** begin RECORDS TO USE **

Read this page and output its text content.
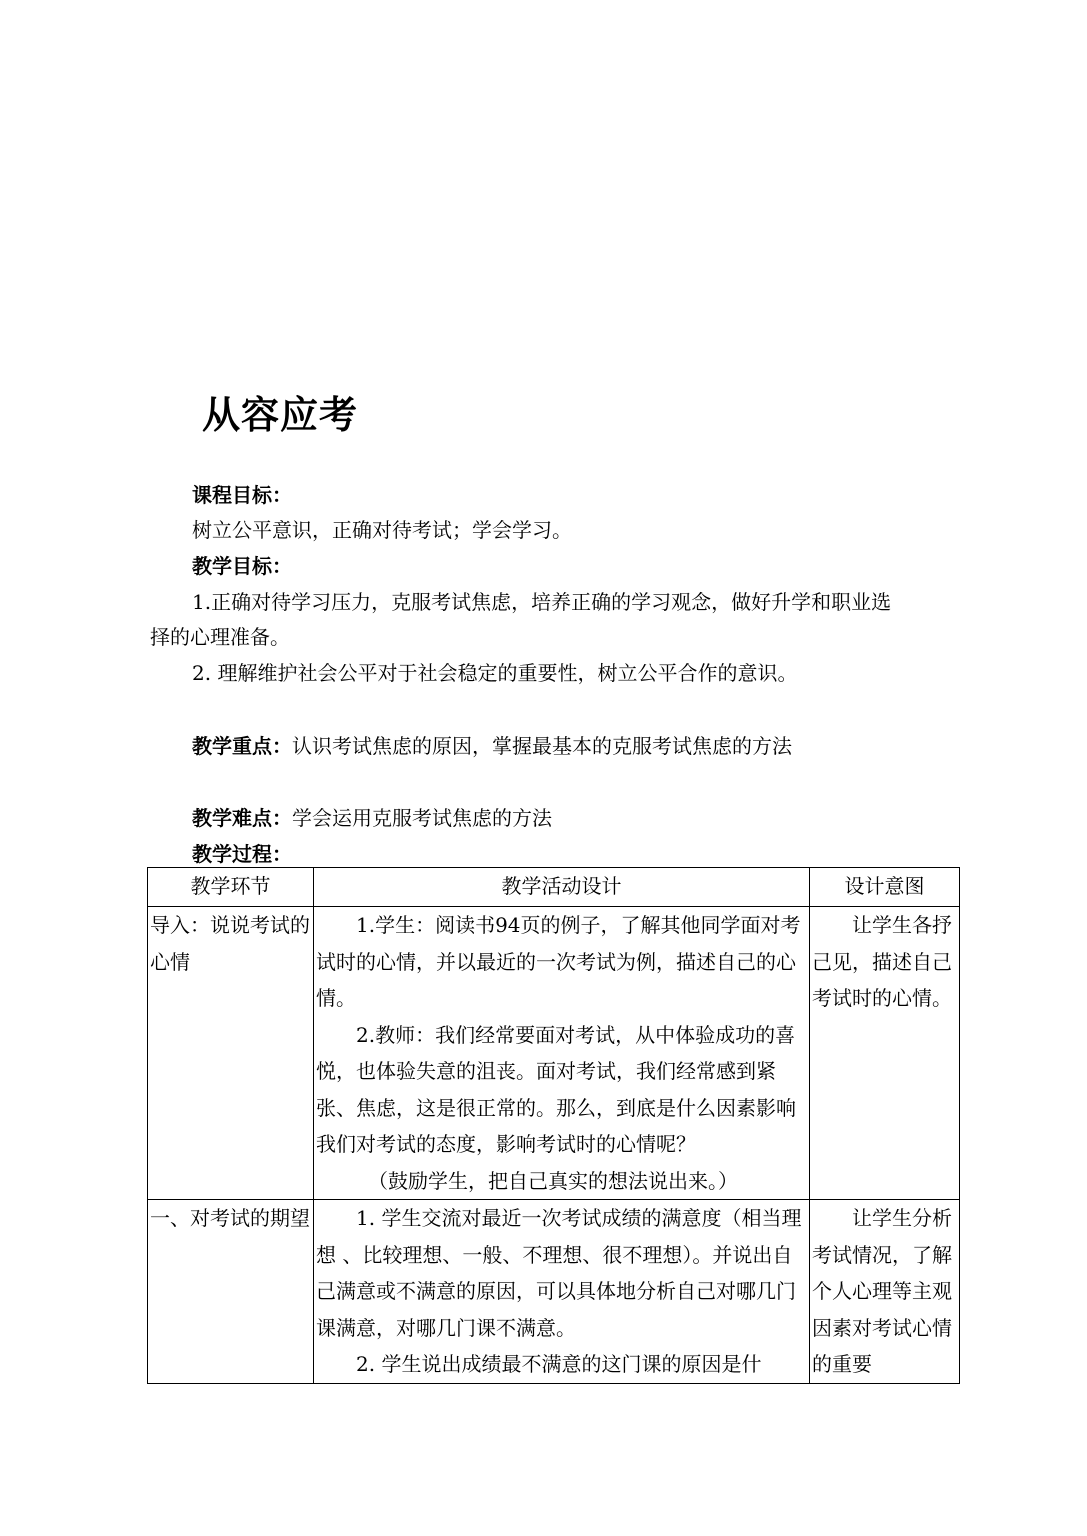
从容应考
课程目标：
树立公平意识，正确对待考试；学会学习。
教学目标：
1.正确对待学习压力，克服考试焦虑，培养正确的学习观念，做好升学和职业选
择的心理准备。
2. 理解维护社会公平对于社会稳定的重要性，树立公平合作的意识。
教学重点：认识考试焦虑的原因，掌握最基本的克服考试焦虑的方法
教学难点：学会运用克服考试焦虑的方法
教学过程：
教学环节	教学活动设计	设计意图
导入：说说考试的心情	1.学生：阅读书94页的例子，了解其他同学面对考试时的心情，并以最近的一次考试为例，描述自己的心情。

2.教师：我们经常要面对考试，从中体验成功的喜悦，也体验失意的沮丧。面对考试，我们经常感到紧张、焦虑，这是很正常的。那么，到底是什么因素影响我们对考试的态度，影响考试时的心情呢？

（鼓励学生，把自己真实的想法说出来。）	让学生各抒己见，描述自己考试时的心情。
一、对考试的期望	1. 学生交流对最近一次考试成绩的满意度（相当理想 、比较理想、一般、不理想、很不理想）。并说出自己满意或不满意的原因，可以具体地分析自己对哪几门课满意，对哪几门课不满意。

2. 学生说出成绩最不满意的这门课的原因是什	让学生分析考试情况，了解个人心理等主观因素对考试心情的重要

** end RECORDS TO USE **

### THE PROBLEM
Quote the data above in full, leaving out the pictures it holds.

### EXERCISE RESULT
Read this page and output its text content.
从容应考
课程目标：
树立公平意识，正确对待考试；学会学习。
教学目标：
1.正确对待学习压力，克服考试焦虑，培养正确的学习观念，做好升学和职业选
择的心理准备。
2. 理解维护社会公平对于社会稳定的重要性，树立公平合作的意识。
教学重点：认识考试焦虑的原因，掌握最基本的克服考试焦虑的方法
教学难点：学会运用克服考试焦虑的方法
教学过程：
教学环节	教学活动设计	设计意图
导入：说说考试的心情	1.学生：阅读书94页的例子，了解其他同学面对考试时的心情，并以最近的一次考试为例，描述自己的心情。

2.教师：我们经常要面对考试，从中体验成功的喜悦，也体验失意的沮丧。面对考试，我们经常感到紧张、焦虑，这是很正常的。那么，到底是什么因素影响我们对考试的态度，影响考试时的心情呢？

（鼓励学生，把自己真实的想法说出来。）	让学生各抒己见，描述自己考试时的心情。
一、对考试的期望	1. 学生交流对最近一次考试成绩的满意度（相当理想 、比较理想、一般、不理想、很不理想）。并说出自己满意或不满意的原因，可以具体地分析自己对哪几门课满意，对哪几门课不满意。

2. 学生说出成绩最不满意的这门课的原因是什	让学生分析考试情况，了解个人心理等主观因素对考试心情的重要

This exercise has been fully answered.